:: Directive ::
Count every line below in which "detector" occurs, then give only the count.

--------------------------------------------------

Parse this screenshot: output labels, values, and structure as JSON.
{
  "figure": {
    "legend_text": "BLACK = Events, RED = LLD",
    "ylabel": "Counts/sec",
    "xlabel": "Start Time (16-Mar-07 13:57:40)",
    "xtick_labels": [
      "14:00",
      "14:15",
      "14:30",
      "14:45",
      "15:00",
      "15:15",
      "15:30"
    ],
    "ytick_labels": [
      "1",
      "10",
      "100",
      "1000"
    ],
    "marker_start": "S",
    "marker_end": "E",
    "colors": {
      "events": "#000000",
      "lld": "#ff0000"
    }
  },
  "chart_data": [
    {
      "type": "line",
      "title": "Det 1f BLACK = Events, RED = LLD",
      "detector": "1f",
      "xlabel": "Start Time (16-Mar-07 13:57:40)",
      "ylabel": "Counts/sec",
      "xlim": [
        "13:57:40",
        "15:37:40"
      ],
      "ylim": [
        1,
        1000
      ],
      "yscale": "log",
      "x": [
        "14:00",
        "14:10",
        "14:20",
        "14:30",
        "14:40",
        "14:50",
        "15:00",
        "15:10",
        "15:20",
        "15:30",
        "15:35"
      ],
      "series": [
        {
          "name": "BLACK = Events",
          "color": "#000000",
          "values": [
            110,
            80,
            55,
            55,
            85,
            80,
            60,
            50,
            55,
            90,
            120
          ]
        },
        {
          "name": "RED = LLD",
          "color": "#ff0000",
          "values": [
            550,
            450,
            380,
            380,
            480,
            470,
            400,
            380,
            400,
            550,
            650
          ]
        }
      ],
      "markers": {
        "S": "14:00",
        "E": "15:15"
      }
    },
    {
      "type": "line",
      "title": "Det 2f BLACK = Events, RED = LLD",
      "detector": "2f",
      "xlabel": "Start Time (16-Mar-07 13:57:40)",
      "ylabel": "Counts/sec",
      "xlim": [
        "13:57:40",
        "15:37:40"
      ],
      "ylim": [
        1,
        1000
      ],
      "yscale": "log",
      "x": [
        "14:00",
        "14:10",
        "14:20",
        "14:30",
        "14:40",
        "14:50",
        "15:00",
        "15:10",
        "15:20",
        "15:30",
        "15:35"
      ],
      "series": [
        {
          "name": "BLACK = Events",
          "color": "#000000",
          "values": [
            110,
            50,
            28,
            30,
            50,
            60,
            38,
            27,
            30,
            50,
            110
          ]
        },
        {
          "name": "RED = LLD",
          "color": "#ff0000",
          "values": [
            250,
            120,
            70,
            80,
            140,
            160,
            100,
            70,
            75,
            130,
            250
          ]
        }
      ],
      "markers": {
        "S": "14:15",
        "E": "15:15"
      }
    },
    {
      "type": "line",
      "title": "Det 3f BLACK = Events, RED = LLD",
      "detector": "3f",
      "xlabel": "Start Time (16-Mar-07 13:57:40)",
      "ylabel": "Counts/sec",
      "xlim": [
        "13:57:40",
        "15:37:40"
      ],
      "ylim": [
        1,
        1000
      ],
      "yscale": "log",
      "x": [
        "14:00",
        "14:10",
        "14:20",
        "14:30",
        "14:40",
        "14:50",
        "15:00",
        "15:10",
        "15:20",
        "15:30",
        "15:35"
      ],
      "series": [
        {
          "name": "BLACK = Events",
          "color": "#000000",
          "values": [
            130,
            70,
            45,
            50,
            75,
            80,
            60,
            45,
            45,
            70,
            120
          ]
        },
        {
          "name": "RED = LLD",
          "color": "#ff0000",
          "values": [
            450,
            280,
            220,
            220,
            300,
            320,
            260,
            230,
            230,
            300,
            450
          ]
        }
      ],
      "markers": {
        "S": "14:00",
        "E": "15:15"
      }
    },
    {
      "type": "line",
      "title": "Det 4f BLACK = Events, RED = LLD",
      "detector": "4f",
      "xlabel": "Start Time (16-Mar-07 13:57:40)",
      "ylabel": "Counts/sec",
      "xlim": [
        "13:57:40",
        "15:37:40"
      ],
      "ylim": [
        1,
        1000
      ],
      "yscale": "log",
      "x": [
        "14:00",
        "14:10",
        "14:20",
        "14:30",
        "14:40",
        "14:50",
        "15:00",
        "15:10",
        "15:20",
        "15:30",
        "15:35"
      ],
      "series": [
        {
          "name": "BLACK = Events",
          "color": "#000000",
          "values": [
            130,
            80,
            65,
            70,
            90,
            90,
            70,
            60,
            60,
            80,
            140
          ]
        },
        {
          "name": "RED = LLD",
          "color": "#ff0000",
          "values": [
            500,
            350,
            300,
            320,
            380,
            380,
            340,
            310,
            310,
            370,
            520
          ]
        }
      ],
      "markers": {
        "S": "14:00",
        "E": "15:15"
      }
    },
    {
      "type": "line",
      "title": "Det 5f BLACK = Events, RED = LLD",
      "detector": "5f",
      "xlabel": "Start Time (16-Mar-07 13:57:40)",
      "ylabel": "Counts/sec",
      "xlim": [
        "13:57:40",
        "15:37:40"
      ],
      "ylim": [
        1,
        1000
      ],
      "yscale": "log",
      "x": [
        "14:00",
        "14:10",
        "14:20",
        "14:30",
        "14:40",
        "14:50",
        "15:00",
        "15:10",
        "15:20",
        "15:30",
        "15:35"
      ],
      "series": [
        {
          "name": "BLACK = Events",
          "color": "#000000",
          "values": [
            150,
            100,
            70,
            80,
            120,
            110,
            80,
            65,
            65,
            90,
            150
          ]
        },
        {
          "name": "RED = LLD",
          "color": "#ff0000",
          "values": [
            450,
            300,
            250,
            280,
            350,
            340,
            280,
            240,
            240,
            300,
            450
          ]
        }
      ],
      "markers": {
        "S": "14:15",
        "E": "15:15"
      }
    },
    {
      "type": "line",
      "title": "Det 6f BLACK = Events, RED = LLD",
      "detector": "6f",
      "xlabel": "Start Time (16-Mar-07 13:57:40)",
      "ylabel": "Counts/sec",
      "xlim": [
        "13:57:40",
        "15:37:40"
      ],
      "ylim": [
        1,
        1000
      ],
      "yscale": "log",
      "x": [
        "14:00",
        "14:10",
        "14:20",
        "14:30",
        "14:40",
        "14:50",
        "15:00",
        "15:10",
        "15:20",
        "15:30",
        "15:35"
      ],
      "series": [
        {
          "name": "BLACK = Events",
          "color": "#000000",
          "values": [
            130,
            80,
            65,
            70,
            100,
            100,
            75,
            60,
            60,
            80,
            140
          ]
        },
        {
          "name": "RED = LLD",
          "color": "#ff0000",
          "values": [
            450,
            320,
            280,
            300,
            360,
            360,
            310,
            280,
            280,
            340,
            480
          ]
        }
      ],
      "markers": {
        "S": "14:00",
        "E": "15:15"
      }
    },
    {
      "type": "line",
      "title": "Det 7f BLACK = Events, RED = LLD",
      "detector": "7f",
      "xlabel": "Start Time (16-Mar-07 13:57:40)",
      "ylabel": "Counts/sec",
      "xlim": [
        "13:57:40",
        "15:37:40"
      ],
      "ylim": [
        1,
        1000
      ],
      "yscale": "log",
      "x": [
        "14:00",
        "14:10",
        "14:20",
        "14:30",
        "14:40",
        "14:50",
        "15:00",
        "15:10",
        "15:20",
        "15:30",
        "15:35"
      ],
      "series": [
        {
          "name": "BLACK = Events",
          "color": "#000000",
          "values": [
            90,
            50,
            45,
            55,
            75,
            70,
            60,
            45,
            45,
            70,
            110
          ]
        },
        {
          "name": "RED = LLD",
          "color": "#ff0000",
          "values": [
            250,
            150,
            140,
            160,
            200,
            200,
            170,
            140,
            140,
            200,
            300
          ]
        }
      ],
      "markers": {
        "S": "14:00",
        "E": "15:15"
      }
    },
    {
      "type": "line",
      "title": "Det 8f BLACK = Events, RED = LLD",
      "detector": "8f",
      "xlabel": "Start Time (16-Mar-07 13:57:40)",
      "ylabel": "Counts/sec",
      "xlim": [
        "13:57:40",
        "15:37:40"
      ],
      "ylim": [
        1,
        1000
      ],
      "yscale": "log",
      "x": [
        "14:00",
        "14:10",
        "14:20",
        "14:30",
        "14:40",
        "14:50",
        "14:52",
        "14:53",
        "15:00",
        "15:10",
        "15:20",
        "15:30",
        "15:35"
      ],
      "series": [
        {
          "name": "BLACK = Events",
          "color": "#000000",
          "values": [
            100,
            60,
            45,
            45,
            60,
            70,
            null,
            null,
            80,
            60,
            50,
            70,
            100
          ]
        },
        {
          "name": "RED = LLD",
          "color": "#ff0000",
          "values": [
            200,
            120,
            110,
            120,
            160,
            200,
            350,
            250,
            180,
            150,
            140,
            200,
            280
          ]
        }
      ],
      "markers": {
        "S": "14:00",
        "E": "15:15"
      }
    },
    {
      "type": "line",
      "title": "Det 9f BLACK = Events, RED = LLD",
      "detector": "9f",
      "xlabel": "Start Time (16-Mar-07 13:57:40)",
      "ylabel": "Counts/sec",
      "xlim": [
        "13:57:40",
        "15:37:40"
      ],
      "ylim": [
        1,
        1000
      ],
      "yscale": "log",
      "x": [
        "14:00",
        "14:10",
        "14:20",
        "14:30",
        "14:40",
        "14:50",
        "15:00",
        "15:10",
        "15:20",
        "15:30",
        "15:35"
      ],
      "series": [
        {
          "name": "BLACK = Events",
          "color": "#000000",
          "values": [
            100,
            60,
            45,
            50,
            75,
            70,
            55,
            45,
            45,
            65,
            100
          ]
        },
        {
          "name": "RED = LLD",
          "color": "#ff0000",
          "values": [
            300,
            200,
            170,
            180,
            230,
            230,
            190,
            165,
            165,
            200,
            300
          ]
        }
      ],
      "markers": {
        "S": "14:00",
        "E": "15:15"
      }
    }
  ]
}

--------------------------------------------------

:: Exercise solution ::
9